* [Task objective]
In the entries, find all lines that hold the word "driver" and copy them.

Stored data
....
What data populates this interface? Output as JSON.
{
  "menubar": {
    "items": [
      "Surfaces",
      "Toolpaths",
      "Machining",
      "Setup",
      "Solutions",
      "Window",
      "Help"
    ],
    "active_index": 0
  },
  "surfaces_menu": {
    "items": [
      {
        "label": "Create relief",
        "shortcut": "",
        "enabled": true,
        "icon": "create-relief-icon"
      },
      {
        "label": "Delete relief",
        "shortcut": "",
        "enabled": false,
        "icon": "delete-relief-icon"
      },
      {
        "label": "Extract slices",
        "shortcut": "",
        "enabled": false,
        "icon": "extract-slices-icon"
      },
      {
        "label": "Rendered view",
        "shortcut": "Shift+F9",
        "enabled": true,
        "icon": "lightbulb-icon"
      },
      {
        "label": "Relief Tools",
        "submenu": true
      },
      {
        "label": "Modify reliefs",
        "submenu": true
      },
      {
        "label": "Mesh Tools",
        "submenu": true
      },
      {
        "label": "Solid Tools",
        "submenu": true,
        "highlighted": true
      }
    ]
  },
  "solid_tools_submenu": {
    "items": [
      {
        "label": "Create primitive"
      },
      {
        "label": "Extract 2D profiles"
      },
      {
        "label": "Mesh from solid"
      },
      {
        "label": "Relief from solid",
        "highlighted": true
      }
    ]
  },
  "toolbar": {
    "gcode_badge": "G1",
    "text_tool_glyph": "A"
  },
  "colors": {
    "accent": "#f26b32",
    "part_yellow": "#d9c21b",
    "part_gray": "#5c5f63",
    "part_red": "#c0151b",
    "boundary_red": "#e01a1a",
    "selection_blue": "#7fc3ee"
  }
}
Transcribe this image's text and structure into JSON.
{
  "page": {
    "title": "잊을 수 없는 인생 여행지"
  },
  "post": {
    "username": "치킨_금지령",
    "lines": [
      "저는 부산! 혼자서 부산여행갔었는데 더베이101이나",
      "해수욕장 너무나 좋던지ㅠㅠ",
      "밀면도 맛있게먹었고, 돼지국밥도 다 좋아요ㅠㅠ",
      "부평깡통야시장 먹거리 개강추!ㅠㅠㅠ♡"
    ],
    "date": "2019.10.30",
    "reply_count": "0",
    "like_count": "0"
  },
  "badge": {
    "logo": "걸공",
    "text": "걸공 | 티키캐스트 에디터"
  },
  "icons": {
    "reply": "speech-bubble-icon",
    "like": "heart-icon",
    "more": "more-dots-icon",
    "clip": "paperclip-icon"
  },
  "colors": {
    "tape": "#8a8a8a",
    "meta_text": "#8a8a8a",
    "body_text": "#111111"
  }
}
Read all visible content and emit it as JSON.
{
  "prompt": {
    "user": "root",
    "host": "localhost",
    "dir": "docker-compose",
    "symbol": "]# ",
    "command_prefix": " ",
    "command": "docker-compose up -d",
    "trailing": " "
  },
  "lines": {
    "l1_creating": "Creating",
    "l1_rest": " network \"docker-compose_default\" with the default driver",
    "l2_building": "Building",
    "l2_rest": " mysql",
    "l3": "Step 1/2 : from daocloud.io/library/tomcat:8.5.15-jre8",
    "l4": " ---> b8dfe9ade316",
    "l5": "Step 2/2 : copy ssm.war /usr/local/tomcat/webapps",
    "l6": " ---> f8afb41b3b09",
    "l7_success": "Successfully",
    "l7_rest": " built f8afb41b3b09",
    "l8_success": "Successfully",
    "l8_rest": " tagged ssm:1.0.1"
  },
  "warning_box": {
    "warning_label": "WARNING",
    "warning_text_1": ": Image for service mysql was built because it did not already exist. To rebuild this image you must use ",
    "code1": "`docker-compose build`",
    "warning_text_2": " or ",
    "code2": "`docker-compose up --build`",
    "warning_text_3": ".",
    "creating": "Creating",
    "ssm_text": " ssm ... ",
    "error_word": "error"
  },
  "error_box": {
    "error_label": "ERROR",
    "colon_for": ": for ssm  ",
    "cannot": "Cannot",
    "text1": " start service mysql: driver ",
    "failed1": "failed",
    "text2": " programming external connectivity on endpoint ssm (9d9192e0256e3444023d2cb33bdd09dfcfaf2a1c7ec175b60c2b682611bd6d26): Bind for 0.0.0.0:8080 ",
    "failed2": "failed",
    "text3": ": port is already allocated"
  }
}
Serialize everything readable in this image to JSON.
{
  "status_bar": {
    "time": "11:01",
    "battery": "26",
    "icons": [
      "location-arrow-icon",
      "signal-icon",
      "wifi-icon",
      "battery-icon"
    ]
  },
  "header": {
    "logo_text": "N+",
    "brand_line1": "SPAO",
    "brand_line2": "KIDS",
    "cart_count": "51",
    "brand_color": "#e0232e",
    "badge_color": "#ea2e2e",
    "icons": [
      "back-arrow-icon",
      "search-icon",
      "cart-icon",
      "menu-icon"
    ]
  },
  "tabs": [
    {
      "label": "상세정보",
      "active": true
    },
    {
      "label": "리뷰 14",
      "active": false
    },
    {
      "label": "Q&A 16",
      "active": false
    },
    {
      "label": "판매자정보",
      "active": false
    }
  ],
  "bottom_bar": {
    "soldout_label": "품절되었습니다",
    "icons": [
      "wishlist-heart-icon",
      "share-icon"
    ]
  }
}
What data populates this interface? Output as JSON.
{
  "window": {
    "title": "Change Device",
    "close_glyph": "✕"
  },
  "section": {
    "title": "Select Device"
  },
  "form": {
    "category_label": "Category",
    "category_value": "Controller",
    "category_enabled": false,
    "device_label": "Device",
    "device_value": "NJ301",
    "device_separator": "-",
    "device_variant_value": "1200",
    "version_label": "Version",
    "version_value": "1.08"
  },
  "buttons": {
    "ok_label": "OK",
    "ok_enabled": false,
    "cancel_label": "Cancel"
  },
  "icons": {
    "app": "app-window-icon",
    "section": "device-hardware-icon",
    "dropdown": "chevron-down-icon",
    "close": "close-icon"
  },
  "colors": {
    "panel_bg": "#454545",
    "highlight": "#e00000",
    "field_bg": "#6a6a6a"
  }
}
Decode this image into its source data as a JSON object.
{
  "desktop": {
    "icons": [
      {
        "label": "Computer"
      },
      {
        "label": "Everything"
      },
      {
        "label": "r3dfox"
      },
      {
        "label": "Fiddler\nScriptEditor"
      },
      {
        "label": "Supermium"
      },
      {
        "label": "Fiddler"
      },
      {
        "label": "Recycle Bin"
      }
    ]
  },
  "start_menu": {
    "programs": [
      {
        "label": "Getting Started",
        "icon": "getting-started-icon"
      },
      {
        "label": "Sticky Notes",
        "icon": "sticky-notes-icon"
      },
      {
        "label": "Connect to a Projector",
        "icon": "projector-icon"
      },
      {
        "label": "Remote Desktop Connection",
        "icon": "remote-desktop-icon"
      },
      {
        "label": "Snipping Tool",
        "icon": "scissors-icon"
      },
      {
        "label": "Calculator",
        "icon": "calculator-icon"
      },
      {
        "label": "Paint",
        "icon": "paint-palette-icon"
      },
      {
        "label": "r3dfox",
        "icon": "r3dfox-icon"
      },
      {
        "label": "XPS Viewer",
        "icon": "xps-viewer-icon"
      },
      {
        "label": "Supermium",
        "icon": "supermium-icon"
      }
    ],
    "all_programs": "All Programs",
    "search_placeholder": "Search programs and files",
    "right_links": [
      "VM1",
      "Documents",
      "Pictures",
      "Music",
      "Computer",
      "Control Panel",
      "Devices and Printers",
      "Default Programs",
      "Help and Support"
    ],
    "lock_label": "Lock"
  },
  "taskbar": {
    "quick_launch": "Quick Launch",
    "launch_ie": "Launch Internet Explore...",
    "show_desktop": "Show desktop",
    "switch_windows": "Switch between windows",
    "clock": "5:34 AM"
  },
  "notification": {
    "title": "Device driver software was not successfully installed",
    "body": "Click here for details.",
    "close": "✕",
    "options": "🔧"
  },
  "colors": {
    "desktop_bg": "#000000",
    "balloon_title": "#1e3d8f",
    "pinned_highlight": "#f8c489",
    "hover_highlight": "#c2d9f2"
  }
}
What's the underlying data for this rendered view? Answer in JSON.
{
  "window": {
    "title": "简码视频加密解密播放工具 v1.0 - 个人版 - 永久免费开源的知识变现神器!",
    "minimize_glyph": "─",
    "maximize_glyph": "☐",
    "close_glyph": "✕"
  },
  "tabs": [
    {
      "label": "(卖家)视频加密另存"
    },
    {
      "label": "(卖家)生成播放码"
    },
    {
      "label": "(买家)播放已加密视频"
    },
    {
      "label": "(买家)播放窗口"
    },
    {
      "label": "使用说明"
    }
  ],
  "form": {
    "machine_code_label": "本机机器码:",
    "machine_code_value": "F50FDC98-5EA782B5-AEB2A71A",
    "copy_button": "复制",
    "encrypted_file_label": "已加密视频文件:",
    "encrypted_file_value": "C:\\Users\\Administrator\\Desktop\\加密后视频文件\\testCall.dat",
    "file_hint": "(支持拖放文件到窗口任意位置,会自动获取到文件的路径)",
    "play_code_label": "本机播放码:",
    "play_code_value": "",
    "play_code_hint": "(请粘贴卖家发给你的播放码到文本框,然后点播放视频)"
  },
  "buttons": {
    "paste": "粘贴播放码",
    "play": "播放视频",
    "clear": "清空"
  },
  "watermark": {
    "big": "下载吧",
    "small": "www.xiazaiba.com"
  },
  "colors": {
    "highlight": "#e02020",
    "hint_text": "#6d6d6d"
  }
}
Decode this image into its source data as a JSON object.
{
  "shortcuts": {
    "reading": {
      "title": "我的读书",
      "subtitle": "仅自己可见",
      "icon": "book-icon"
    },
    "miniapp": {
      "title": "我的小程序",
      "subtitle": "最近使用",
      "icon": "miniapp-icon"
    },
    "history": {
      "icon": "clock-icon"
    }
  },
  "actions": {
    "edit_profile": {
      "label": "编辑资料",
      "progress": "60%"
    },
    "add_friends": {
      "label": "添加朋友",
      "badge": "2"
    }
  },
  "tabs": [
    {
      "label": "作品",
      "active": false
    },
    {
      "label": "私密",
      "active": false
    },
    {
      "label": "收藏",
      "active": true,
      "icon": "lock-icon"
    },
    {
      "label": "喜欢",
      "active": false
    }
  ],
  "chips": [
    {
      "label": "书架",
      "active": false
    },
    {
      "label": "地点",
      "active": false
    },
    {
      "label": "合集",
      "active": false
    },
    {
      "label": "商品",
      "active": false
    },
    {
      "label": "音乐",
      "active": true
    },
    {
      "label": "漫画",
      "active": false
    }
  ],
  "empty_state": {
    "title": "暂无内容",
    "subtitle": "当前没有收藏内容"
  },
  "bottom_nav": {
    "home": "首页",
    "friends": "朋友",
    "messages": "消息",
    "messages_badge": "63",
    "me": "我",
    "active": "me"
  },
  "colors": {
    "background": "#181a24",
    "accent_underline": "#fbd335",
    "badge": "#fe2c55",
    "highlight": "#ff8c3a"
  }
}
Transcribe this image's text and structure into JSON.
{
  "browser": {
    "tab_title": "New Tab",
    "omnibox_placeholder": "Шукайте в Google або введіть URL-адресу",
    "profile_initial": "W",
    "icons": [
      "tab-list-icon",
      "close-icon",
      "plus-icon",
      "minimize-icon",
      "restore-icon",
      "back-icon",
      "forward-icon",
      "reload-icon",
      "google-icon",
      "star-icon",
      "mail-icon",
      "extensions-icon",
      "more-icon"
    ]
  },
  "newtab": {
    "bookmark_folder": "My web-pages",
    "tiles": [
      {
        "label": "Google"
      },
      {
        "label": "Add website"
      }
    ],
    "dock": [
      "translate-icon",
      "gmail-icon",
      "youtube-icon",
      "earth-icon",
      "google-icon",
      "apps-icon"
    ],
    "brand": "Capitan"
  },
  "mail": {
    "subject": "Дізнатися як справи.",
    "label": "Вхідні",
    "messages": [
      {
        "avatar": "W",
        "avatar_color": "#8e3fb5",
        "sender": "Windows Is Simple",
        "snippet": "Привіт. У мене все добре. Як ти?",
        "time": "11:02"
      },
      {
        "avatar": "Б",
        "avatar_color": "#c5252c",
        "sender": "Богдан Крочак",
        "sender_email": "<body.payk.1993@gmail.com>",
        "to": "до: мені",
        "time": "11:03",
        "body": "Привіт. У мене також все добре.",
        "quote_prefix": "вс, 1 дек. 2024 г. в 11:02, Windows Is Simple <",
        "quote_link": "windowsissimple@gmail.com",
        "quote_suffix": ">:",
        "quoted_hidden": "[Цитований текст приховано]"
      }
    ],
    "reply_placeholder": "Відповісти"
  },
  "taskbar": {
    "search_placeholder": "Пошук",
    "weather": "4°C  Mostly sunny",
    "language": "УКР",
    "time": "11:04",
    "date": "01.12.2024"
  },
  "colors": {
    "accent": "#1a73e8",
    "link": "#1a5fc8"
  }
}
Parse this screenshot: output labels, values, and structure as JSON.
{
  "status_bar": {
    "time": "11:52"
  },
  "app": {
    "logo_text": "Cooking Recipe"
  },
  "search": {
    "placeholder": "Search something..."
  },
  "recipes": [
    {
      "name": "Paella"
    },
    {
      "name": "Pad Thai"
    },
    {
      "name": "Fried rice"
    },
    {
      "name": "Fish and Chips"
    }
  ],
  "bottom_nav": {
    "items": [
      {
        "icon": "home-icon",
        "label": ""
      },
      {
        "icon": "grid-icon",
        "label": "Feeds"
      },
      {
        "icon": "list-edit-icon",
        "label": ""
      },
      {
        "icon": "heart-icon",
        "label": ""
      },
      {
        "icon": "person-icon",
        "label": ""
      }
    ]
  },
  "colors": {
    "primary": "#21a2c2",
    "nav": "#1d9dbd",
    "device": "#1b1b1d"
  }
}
....
* [Full solution]
    "l1_rest": " network \"docker-compose_default\" with the default driver",
    "text1": " start service mysql: driver ",
    "title": "Device driver software was not successfully installed",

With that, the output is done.